─── GIVEN ENTRIES

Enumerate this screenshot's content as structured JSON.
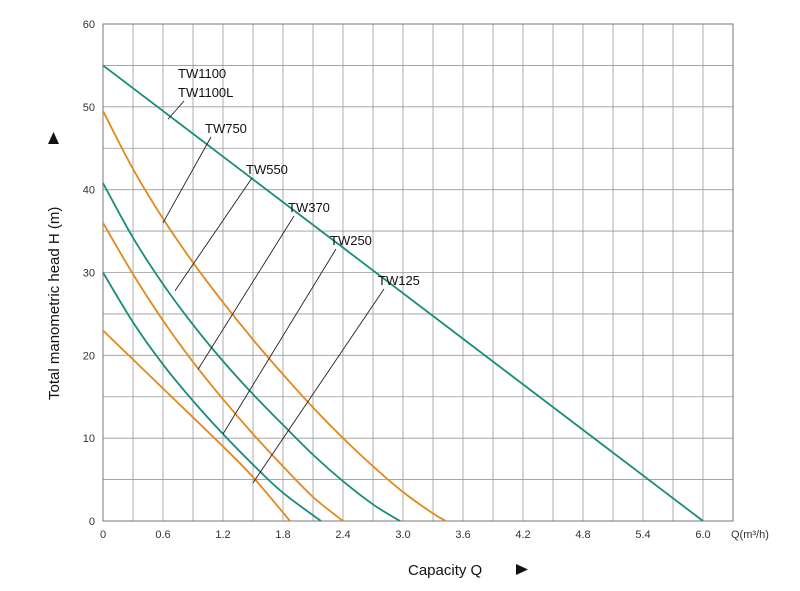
{
  "chart_data": {
    "type": "line",
    "xlabel": "Capacity  Q",
    "ylabel": "Total manometric head H (m)",
    "x_unit_label": "Q(m³/h)",
    "x_ticks": [
      "0",
      "0.6",
      "1.2",
      "1.8",
      "2.4",
      "3.0",
      "3.6",
      "4.2",
      "4.8",
      "5.4",
      "6.0"
    ],
    "y_ticks": [
      "0",
      "10",
      "20",
      "30",
      "40",
      "50",
      "60"
    ],
    "xlim": [
      0,
      6.3
    ],
    "ylim": [
      0,
      60
    ],
    "grid": true,
    "colors": {
      "green": "#1a8c7a",
      "orange": "#e08a1e",
      "grid": "#999999"
    },
    "series": [
      {
        "name": "TW1100\nTW1100L",
        "color": "green",
        "x": [
          0,
          1.2,
          2.4,
          3.6,
          4.8,
          6.0
        ],
        "y": [
          55,
          44,
          33,
          22,
          11,
          0
        ]
      },
      {
        "name": "TW750",
        "color": "orange",
        "x": [
          0,
          0.3,
          0.6,
          0.9,
          1.2,
          1.5,
          1.8,
          2.1,
          2.4,
          2.7,
          3.0,
          3.3,
          3.43
        ],
        "y": [
          49.5,
          42.5,
          36.5,
          31.2,
          26.4,
          21.9,
          17.7,
          13.7,
          10.0,
          6.6,
          3.5,
          0.9,
          0
        ]
      },
      {
        "name": "TW550",
        "color": "green",
        "x": [
          0,
          0.3,
          0.6,
          0.9,
          1.2,
          1.5,
          1.8,
          2.1,
          2.4,
          2.7,
          2.97
        ],
        "y": [
          40.8,
          34.2,
          28.6,
          23.7,
          19.3,
          15.3,
          11.6,
          8.0,
          4.8,
          2.0,
          0
        ]
      },
      {
        "name": "TW370",
        "color": "orange",
        "x": [
          0,
          0.3,
          0.6,
          0.9,
          1.2,
          1.5,
          1.8,
          2.1,
          2.4
        ],
        "y": [
          36.0,
          29.8,
          24.2,
          19.2,
          14.7,
          10.5,
          6.6,
          2.9,
          0
        ]
      },
      {
        "name": "TW250",
        "color": "green",
        "x": [
          0,
          0.3,
          0.6,
          0.9,
          1.2,
          1.5,
          1.8,
          2.18
        ],
        "y": [
          30.0,
          24.0,
          18.9,
          14.5,
          10.5,
          6.8,
          3.4,
          0
        ]
      },
      {
        "name": "TW125",
        "color": "orange",
        "x": [
          0,
          0.6,
          1.2,
          1.5,
          1.87
        ],
        "y": [
          23.0,
          16.0,
          9.0,
          5.3,
          0
        ]
      }
    ]
  }
}
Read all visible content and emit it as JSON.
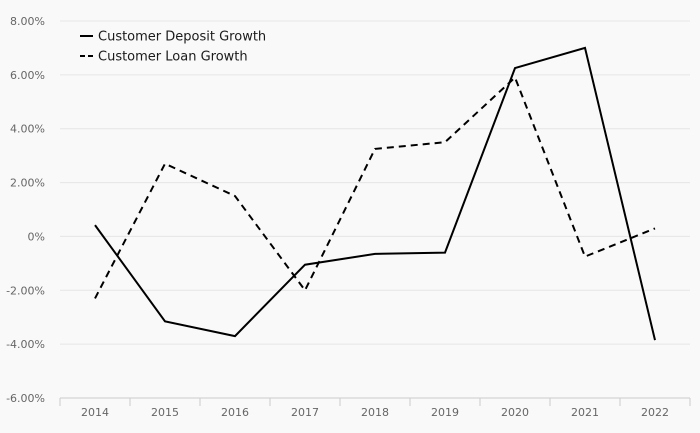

──────

■ **WRITTEN TASK**:
Copy each line of the records precisely and drop any images they hold.

■ **RESULT OF THE EXERCISE**:
Enumerate this screenshot's content as structured JSON.
{
  "chart_data": {
    "type": "line",
    "xlabel": "Capacity  Q",
    "ylabel": "Total manometric head H (m)",
    "x_unit_label": "Q(m³/h)",
    "x_ticks": [
      "0",
      "0.6",
      "1.2",
      "1.8",
      "2.4",
      "3.0",
      "3.6",
      "4.2",
      "4.8",
      "5.4",
      "6.0"
    ],
    "y_ticks": [
      "0",
      "10",
      "20",
      "30",
      "40",
      "50",
      "60"
    ],
    "xlim": [
      0,
      6.3
    ],
    "ylim": [
      0,
      60
    ],
    "grid": true,
    "colors": {
      "green": "#1a8c7a",
      "orange": "#e08a1e",
      "grid": "#999999"
    },
    "series": [
      {
        "name": "TW1100\nTW1100L",
        "color": "green",
        "x": [
          0,
          1.2,
          2.4,
          3.6,
          4.8,
          6.0
        ],
        "y": [
          55,
          44,
          33,
          22,
          11,
          0
        ]
      },
      {
        "name": "TW750",
        "color": "orange",
        "x": [
          0,
          0.3,
          0.6,
          0.9,
          1.2,
          1.5,
          1.8,
          2.1,
          2.4,
          2.7,
          3.0,
          3.3,
          3.43
        ],
        "y": [
          49.5,
          42.5,
          36.5,
          31.2,
          26.4,
          21.9,
          17.7,
          13.7,
          10.0,
          6.6,
          3.5,
          0.9,
          0
        ]
      },
      {
        "name": "TW550",
        "color": "green",
        "x": [
          0,
          0.3,
          0.6,
          0.9,
          1.2,
          1.5,
          1.8,
          2.1,
          2.4,
          2.7,
          2.97
        ],
        "y": [
          40.8,
          34.2,
          28.6,
          23.7,
          19.3,
          15.3,
          11.6,
          8.0,
          4.8,
          2.0,
          0
        ]
      },
      {
        "name": "TW370",
        "color": "orange",
        "x": [
          0,
          0.3,
          0.6,
          0.9,
          1.2,
          1.5,
          1.8,
          2.1,
          2.4
        ],
        "y": [
          36.0,
          29.8,
          24.2,
          19.2,
          14.7,
          10.5,
          6.6,
          2.9,
          0
        ]
      },
      {
        "name": "TW250",
        "color": "green",
        "x": [
          0,
          0.3,
          0.6,
          0.9,
          1.2,
          1.5,
          1.8,
          2.18
        ],
        "y": [
          30.0,
          24.0,
          18.9,
          14.5,
          10.5,
          6.8,
          3.4,
          0
        ]
      },
      {
        "name": "TW125",
        "color": "orange",
        "x": [
          0,
          0.6,
          1.2,
          1.5,
          1.87
        ],
        "y": [
          23.0,
          16.0,
          9.0,
          5.3,
          0
        ]
      }
    ]
  }
}
Read all visible content and emit it as JSON.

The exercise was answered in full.